- WHAT TO WORK ON: Spot every line with the word "притаманним" and return it.

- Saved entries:
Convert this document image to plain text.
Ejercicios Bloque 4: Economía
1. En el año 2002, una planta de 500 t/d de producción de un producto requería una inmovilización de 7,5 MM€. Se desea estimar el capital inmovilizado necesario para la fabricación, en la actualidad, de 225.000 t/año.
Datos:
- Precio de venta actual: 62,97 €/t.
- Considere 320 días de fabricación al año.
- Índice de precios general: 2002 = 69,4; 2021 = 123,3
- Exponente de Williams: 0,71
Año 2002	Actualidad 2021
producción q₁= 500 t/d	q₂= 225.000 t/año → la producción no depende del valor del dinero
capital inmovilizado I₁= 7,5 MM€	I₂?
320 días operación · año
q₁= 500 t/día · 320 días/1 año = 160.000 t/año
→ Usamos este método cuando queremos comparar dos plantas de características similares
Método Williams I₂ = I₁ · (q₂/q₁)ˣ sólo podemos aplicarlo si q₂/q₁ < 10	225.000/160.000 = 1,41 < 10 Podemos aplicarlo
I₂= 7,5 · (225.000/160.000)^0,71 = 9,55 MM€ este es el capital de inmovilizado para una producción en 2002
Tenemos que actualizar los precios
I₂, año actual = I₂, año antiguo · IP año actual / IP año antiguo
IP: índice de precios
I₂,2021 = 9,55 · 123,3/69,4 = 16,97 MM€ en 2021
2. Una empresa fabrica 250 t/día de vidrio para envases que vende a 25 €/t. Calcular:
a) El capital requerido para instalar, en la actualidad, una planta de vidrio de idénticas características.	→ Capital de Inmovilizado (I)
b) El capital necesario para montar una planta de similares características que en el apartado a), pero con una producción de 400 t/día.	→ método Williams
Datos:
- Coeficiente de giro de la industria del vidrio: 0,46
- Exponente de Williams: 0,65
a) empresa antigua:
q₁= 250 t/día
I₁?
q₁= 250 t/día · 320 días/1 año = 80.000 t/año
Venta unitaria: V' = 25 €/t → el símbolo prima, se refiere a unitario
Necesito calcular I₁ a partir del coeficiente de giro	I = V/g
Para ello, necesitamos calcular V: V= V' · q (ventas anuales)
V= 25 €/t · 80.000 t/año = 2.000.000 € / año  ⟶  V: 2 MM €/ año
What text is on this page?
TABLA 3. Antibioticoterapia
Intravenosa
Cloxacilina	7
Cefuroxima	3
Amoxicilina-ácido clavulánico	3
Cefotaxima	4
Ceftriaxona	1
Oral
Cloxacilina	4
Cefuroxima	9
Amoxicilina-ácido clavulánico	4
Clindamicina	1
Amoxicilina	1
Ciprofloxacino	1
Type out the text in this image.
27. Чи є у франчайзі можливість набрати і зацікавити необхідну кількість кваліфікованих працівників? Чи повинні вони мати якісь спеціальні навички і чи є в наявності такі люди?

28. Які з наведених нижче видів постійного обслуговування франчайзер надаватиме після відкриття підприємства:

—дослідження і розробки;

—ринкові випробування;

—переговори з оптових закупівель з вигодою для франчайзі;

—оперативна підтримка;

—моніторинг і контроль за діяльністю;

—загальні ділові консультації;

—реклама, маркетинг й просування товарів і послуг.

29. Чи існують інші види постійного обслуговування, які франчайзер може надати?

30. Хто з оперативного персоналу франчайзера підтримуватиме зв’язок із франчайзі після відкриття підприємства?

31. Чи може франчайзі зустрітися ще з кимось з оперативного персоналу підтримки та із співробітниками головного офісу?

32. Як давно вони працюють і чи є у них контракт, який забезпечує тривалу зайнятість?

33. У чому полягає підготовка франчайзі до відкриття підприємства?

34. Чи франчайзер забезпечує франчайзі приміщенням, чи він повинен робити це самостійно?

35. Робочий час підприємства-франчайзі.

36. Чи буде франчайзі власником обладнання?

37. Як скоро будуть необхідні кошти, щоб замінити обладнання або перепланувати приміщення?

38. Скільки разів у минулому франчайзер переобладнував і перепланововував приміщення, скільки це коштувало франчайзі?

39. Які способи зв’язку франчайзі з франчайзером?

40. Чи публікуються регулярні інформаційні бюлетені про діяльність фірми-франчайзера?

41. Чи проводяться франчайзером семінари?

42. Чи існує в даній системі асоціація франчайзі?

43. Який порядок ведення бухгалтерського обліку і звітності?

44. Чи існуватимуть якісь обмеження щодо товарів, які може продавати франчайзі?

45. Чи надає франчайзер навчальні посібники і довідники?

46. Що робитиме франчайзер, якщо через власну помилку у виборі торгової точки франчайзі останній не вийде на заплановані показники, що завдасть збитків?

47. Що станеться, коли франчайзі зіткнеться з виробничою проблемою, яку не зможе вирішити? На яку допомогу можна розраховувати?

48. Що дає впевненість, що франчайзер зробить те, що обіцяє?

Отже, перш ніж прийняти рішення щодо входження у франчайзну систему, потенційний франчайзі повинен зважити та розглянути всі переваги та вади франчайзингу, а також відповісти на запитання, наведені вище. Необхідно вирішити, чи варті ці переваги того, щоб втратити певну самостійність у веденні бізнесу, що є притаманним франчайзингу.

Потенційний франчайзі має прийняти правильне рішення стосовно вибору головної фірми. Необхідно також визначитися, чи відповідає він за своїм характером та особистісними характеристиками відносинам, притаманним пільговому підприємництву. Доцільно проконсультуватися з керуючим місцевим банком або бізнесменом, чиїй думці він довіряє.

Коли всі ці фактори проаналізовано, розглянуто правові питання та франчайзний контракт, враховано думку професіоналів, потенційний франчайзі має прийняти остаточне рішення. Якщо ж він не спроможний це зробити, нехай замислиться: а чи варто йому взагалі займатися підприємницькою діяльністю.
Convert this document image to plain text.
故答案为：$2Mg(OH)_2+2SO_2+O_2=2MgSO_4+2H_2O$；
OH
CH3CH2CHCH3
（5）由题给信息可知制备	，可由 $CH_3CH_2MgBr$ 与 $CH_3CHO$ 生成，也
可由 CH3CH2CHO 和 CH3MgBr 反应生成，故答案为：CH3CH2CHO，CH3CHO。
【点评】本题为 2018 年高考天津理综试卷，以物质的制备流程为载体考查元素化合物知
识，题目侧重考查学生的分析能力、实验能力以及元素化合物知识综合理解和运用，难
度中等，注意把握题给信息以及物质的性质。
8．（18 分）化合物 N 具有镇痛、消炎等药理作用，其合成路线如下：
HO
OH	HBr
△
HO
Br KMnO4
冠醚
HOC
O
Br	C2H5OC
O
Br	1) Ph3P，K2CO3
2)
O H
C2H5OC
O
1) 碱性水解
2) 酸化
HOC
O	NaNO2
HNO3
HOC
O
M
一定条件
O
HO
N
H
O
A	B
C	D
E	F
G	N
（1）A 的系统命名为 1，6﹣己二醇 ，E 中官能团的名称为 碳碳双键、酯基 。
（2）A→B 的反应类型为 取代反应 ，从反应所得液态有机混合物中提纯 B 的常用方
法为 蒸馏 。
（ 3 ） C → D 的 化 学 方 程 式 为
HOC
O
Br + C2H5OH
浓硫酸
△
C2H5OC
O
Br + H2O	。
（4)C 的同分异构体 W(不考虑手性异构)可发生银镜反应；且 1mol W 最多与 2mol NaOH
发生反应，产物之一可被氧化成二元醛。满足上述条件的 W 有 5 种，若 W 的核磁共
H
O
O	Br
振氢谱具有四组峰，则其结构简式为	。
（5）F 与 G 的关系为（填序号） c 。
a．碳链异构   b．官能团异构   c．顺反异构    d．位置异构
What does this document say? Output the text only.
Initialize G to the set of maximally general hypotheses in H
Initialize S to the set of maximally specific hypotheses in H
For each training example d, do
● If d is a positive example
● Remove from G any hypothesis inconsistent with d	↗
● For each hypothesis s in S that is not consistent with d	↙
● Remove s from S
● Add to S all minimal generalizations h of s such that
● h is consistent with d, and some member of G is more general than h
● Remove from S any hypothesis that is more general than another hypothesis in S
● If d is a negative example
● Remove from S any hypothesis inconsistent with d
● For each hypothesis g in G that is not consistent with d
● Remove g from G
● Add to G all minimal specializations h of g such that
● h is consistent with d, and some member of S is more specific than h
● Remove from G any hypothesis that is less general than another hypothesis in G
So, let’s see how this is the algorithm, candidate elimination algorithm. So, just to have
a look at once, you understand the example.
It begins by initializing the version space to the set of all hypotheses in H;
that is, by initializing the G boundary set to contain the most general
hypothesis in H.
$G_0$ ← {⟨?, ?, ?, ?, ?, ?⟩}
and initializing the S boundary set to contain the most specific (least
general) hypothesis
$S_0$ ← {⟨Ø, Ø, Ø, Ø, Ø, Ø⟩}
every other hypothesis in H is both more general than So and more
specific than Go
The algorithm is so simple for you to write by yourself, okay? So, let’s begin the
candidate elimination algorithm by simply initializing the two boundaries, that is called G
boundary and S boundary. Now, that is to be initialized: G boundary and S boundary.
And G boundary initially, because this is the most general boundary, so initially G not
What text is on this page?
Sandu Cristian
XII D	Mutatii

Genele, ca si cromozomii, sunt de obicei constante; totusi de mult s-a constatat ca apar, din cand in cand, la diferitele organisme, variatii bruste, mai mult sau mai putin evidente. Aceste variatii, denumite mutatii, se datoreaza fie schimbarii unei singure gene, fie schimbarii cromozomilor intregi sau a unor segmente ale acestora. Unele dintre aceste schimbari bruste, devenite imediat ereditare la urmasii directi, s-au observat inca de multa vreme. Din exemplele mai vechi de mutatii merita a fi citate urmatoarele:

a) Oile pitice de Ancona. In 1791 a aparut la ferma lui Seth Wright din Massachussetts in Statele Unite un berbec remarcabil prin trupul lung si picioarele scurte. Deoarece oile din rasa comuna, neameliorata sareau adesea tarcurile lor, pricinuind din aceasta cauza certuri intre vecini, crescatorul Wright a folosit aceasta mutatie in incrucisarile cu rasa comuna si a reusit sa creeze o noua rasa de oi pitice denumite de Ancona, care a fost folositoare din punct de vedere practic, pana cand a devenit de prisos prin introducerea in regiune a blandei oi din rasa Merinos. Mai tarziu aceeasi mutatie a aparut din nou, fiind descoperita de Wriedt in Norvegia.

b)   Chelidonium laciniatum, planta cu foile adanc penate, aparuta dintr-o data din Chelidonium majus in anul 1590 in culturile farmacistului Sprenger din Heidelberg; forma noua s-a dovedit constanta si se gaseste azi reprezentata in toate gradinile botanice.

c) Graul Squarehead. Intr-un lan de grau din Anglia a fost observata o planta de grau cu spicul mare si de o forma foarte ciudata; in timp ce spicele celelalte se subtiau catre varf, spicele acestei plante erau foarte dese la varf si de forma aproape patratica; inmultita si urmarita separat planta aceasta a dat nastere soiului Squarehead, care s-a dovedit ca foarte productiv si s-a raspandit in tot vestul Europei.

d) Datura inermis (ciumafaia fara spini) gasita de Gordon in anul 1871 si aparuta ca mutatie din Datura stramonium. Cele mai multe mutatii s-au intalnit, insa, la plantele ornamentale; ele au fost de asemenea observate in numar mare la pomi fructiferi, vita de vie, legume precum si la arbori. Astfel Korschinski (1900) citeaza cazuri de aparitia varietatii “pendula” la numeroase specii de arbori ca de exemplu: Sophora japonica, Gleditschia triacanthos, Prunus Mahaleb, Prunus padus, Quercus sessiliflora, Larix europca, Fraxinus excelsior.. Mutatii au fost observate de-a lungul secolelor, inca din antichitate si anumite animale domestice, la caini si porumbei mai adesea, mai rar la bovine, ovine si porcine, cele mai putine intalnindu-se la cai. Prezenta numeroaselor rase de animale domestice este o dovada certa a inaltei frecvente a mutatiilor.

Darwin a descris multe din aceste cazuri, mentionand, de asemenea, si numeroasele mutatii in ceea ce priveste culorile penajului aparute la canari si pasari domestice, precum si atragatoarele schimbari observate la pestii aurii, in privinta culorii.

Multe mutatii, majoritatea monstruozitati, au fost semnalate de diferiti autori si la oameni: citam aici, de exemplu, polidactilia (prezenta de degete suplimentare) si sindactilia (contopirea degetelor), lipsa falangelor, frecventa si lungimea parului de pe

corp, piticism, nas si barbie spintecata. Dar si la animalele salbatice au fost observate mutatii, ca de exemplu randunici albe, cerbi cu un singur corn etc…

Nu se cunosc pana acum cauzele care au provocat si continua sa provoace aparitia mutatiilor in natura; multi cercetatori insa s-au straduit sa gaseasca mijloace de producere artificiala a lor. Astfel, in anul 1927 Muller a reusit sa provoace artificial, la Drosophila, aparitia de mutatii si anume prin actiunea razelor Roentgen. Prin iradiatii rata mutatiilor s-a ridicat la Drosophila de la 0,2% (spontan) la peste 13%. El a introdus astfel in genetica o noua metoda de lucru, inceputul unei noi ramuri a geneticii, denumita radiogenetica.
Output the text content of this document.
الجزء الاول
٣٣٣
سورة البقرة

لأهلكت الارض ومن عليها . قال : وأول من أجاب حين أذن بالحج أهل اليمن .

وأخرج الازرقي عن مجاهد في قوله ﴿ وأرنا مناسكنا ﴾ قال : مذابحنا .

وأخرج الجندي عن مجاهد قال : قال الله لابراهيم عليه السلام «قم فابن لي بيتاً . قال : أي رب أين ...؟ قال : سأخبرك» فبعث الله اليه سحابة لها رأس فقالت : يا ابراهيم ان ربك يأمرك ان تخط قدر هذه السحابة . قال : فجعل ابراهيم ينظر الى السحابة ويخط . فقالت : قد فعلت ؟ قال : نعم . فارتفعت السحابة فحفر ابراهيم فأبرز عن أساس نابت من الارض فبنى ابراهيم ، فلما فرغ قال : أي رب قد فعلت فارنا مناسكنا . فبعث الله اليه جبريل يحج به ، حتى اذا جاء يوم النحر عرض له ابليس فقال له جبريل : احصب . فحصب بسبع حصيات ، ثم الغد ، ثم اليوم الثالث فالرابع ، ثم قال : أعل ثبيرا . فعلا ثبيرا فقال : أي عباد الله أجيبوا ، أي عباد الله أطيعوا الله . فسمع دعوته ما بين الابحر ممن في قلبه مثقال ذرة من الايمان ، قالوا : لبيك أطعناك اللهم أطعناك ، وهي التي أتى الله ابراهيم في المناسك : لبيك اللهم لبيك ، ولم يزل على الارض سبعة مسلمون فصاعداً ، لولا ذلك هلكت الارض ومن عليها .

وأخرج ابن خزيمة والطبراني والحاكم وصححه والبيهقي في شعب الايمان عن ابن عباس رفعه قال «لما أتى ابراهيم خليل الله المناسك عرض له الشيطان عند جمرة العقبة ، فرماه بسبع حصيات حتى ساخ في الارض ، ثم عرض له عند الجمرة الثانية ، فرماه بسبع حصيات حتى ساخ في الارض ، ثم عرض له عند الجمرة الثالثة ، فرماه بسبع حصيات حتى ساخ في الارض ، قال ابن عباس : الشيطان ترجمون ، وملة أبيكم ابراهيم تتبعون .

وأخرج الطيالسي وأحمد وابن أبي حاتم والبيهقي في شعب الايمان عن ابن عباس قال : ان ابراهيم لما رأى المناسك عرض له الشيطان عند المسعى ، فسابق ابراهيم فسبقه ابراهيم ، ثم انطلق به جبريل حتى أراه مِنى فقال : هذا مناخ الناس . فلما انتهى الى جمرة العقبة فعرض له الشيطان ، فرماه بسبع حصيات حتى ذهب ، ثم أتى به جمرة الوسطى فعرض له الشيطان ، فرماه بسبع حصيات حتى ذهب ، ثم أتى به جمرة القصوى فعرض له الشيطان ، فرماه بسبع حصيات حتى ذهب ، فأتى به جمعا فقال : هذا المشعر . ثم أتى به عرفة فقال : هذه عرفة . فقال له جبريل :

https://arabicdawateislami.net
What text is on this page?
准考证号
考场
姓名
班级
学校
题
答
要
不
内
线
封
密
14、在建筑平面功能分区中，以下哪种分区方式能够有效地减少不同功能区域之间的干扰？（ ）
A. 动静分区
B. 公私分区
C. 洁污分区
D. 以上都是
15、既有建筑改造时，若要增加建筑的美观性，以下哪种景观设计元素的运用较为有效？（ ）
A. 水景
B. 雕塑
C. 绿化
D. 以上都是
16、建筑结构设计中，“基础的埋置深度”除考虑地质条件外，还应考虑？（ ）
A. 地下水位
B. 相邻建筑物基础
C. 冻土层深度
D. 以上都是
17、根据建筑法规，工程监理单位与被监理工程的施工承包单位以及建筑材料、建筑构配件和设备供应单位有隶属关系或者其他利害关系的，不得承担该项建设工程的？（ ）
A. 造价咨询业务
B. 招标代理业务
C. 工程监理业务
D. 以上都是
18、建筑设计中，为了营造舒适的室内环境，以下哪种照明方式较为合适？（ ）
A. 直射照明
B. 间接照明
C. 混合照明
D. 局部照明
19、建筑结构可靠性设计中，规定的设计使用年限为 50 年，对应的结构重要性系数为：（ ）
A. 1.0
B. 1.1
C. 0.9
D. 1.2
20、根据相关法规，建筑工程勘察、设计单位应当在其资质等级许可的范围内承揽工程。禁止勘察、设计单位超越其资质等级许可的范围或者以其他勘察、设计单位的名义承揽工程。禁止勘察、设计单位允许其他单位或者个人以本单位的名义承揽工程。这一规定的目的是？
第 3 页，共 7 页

- ANSWER FOR THE TASK:
Отже, перш ніж прийняти рішення щодо входження у франчайзну систему, потенційний франчайзі повинен зважити та розглянути всі переваги та вади франчайзингу, а також відповісти на запитання, наведені вище. Необхідно вирішити, чи варті ці переваги того, щоб втратити певну самостійність у веденні бізнесу, що є притаманним франчайзингу.
Потенційний франчайзі має прийняти правильне рішення стосовно вибору головної фірми. Необхідно також визначитися, чи відповідає він за своїм характером та особистісними характеристиками відносинам, притаманним пільговому підприємництву. Доцільно проконсультуватися з керуючим місцевим банком або бізнесменом, чиїй думці він довіряє.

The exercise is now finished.